§ **What you will do**: Below is a set of records. Repeat all of them exactly.

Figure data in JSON

.....

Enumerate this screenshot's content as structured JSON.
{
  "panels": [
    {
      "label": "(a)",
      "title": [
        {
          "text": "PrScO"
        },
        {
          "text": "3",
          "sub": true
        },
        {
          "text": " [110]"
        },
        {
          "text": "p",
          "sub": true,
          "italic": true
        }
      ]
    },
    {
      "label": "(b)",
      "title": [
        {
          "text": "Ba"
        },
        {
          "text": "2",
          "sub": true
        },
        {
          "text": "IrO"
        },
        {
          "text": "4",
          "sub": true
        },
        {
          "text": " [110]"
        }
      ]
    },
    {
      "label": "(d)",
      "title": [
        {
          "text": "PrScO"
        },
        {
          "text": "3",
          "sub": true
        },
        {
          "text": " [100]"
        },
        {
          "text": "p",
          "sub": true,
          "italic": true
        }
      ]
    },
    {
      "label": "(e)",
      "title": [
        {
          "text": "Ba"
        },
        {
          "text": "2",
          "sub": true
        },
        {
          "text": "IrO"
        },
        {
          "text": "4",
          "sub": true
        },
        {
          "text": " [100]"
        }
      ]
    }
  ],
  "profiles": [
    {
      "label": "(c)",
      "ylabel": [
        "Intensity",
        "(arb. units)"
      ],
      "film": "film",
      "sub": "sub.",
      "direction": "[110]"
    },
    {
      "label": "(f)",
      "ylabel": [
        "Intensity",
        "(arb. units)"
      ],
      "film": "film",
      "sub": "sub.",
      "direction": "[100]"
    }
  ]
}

.....

§ **Task result**:
Enumerate this screenshot's content as structured JSON.
{
  "panels": [
    {
      "label": "(a)",
      "title": [
        {
          "text": "PrScO"
        },
        {
          "text": "3",
          "sub": true
        },
        {
          "text": " [110]"
        },
        {
          "text": "p",
          "sub": true,
          "italic": true
        }
      ]
    },
    {
      "label": "(b)",
      "title": [
        {
          "text": "Ba"
        },
        {
          "text": "2",
          "sub": true
        },
        {
          "text": "IrO"
        },
        {
          "text": "4",
          "sub": true
        },
        {
          "text": " [110]"
        }
      ]
    },
    {
      "label": "(d)",
      "title": [
        {
          "text": "PrScO"
        },
        {
          "text": "3",
          "sub": true
        },
        {
          "text": " [100]"
        },
        {
          "text": "p",
          "sub": true,
          "italic": true
        }
      ]
    },
    {
      "label": "(e)",
      "title": [
        {
          "text": "Ba"
        },
        {
          "text": "2",
          "sub": true
        },
        {
          "text": "IrO"
        },
        {
          "text": "4",
          "sub": true
        },
        {
          "text": " [100]"
        }
      ]
    }
  ],
  "profiles": [
    {
      "label": "(c)",
      "ylabel": [
        "Intensity",
        "(arb. units)"
      ],
      "film": "film",
      "sub": "sub.",
      "direction": "[110]"
    },
    {
      "label": "(f)",
      "ylabel": [
        "Intensity",
        "(arb. units)"
      ],
      "film": "film",
      "sub": "sub.",
      "direction": "[100]"
    }
  ]
}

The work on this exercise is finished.